* **REQUIRED WORK**:
Reproduce every entry exactly, without alteration.

* **RECORDS FOR PROCESSING**:

------------------------------

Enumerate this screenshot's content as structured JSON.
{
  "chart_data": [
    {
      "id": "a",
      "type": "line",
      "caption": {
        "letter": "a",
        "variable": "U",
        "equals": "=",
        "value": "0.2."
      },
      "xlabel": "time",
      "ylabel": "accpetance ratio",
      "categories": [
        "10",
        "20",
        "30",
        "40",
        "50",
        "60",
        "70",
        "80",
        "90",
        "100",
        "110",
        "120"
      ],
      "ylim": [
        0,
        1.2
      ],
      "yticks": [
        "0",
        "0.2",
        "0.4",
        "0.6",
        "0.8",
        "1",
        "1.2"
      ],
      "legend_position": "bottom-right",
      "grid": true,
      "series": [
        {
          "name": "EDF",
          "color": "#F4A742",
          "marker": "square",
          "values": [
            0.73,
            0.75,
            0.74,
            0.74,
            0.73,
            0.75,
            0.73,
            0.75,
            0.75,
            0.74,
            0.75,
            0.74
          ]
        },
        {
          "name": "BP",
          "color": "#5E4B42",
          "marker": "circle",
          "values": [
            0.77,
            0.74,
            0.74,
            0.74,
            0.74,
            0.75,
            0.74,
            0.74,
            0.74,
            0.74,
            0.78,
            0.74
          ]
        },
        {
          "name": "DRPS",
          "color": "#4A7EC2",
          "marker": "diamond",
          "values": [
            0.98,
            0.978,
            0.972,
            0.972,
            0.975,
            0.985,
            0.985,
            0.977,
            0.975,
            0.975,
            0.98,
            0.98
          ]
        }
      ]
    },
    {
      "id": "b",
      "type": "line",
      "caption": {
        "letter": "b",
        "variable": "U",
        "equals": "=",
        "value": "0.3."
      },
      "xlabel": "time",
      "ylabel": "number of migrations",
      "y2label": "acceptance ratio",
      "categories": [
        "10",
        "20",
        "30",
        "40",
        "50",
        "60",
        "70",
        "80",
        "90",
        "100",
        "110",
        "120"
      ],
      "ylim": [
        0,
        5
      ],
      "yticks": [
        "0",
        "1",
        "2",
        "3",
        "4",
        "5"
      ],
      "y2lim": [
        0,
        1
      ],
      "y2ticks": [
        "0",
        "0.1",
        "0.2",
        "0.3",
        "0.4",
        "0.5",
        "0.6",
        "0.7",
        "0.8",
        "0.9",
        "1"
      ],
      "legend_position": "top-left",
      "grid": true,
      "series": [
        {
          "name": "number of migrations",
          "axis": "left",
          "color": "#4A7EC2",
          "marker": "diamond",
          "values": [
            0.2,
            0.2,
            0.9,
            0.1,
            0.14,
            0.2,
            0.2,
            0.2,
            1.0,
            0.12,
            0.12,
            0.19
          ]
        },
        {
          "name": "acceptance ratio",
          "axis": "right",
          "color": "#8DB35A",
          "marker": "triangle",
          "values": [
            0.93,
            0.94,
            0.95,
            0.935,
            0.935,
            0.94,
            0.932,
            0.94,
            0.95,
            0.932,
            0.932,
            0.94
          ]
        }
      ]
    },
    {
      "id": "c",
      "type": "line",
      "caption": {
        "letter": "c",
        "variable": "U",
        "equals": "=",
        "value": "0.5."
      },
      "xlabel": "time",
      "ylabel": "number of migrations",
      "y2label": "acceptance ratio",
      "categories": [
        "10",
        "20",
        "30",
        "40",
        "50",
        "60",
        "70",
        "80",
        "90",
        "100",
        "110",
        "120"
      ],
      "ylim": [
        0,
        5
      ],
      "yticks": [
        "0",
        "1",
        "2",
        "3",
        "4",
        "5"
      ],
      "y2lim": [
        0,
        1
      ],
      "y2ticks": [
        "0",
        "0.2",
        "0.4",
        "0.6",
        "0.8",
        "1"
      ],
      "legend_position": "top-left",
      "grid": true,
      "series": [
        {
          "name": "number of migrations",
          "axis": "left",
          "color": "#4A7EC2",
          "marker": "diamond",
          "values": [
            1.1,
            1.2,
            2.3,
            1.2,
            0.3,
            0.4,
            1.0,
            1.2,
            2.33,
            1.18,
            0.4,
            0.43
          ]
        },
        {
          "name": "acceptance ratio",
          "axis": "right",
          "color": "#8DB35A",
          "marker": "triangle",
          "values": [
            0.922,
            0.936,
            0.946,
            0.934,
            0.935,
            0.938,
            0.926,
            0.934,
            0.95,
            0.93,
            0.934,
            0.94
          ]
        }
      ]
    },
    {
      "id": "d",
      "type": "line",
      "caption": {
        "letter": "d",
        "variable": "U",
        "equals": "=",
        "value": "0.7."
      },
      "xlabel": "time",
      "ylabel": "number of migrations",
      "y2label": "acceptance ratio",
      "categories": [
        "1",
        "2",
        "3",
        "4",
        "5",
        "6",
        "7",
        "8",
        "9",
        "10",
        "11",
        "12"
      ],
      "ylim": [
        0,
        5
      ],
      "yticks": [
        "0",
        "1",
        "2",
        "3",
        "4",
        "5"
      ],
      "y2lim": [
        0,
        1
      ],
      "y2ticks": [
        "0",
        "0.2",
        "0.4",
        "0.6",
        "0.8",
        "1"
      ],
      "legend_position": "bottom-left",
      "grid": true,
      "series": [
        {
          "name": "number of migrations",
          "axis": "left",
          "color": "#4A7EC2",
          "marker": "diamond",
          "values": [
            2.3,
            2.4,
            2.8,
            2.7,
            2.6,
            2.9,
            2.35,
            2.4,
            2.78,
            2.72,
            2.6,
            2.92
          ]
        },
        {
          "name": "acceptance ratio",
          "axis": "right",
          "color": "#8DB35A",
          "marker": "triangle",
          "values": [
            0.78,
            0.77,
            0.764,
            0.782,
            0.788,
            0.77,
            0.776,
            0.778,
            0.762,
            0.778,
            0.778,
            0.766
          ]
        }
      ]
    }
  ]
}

------------------------------

* **CORRECT RESULT**:
Enumerate this screenshot's content as structured JSON.
{
  "chart_data": [
    {
      "id": "a",
      "type": "line",
      "caption": {
        "letter": "a",
        "variable": "U",
        "equals": "=",
        "value": "0.2."
      },
      "xlabel": "time",
      "ylabel": "accpetance ratio",
      "categories": [
        "10",
        "20",
        "30",
        "40",
        "50",
        "60",
        "70",
        "80",
        "90",
        "100",
        "110",
        "120"
      ],
      "ylim": [
        0,
        1.2
      ],
      "yticks": [
        "0",
        "0.2",
        "0.4",
        "0.6",
        "0.8",
        "1",
        "1.2"
      ],
      "legend_position": "bottom-right",
      "grid": true,
      "series": [
        {
          "name": "EDF",
          "color": "#F4A742",
          "marker": "square",
          "values": [
            0.73,
            0.75,
            0.74,
            0.74,
            0.73,
            0.75,
            0.73,
            0.75,
            0.75,
            0.74,
            0.75,
            0.74
          ]
        },
        {
          "name": "BP",
          "color": "#5E4B42",
          "marker": "circle",
          "values": [
            0.77,
            0.74,
            0.74,
            0.74,
            0.74,
            0.75,
            0.74,
            0.74,
            0.74,
            0.74,
            0.78,
            0.74
          ]
        },
        {
          "name": "DRPS",
          "color": "#4A7EC2",
          "marker": "diamond",
          "values": [
            0.98,
            0.978,
            0.972,
            0.972,
            0.975,
            0.985,
            0.985,
            0.977,
            0.975,
            0.975,
            0.98,
            0.98
          ]
        }
      ]
    },
    {
      "id": "b",
      "type": "line",
      "caption": {
        "letter": "b",
        "variable": "U",
        "equals": "=",
        "value": "0.3."
      },
      "xlabel": "time",
      "ylabel": "number of migrations",
      "y2label": "acceptance ratio",
      "categories": [
        "10",
        "20",
        "30",
        "40",
        "50",
        "60",
        "70",
        "80",
        "90",
        "100",
        "110",
        "120"
      ],
      "ylim": [
        0,
        5
      ],
      "yticks": [
        "0",
        "1",
        "2",
        "3",
        "4",
        "5"
      ],
      "y2lim": [
        0,
        1
      ],
      "y2ticks": [
        "0",
        "0.1",
        "0.2",
        "0.3",
        "0.4",
        "0.5",
        "0.6",
        "0.7",
        "0.8",
        "0.9",
        "1"
      ],
      "legend_position": "top-left",
      "grid": true,
      "series": [
        {
          "name": "number of migrations",
          "axis": "left",
          "color": "#4A7EC2",
          "marker": "diamond",
          "values": [
            0.2,
            0.2,
            0.9,
            0.1,
            0.14,
            0.2,
            0.2,
            0.2,
            1.0,
            0.12,
            0.12,
            0.19
          ]
        },
        {
          "name": "acceptance ratio",
          "axis": "right",
          "color": "#8DB35A",
          "marker": "triangle",
          "values": [
            0.93,
            0.94,
            0.95,
            0.935,
            0.935,
            0.94,
            0.932,
            0.94,
            0.95,
            0.932,
            0.932,
            0.94
          ]
        }
      ]
    },
    {
      "id": "c",
      "type": "line",
      "caption": {
        "letter": "c",
        "variable": "U",
        "equals": "=",
        "value": "0.5."
      },
      "xlabel": "time",
      "ylabel": "number of migrations",
      "y2label": "acceptance ratio",
      "categories": [
        "10",
        "20",
        "30",
        "40",
        "50",
        "60",
        "70",
        "80",
        "90",
        "100",
        "110",
        "120"
      ],
      "ylim": [
        0,
        5
      ],
      "yticks": [
        "0",
        "1",
        "2",
        "3",
        "4",
        "5"
      ],
      "y2lim": [
        0,
        1
      ],
      "y2ticks": [
        "0",
        "0.2",
        "0.4",
        "0.6",
        "0.8",
        "1"
      ],
      "legend_position": "top-left",
      "grid": true,
      "series": [
        {
          "name": "number of migrations",
          "axis": "left",
          "color": "#4A7EC2",
          "marker": "diamond",
          "values": [
            1.1,
            1.2,
            2.3,
            1.2,
            0.3,
            0.4,
            1.0,
            1.2,
            2.33,
            1.18,
            0.4,
            0.43
          ]
        },
        {
          "name": "acceptance ratio",
          "axis": "right",
          "color": "#8DB35A",
          "marker": "triangle",
          "values": [
            0.922,
            0.936,
            0.946,
            0.934,
            0.935,
            0.938,
            0.926,
            0.934,
            0.95,
            0.93,
            0.934,
            0.94
          ]
        }
      ]
    },
    {
      "id": "d",
      "type": "line",
      "caption": {
        "letter": "d",
        "variable": "U",
        "equals": "=",
        "value": "0.7."
      },
      "xlabel": "time",
      "ylabel": "number of migrations",
      "y2label": "acceptance ratio",
      "categories": [
        "1",
        "2",
        "3",
        "4",
        "5",
        "6",
        "7",
        "8",
        "9",
        "10",
        "11",
        "12"
      ],
      "ylim": [
        0,
        5
      ],
      "yticks": [
        "0",
        "1",
        "2",
        "3",
        "4",
        "5"
      ],
      "y2lim": [
        0,
        1
      ],
      "y2ticks": [
        "0",
        "0.2",
        "0.4",
        "0.6",
        "0.8",
        "1"
      ],
      "legend_position": "bottom-left",
      "grid": true,
      "series": [
        {
          "name": "number of migrations",
          "axis": "left",
          "color": "#4A7EC2",
          "marker": "diamond",
          "values": [
            2.3,
            2.4,
            2.8,
            2.7,
            2.6,
            2.9,
            2.35,
            2.4,
            2.78,
            2.72,
            2.6,
            2.92
          ]
        },
        {
          "name": "acceptance ratio",
          "axis": "right",
          "color": "#8DB35A",
          "marker": "triangle",
          "values": [
            0.78,
            0.77,
            0.764,
            0.782,
            0.788,
            0.77,
            0.776,
            0.778,
            0.762,
            0.778,
            0.778,
            0.766
          ]
        }
      ]
    }
  ]
}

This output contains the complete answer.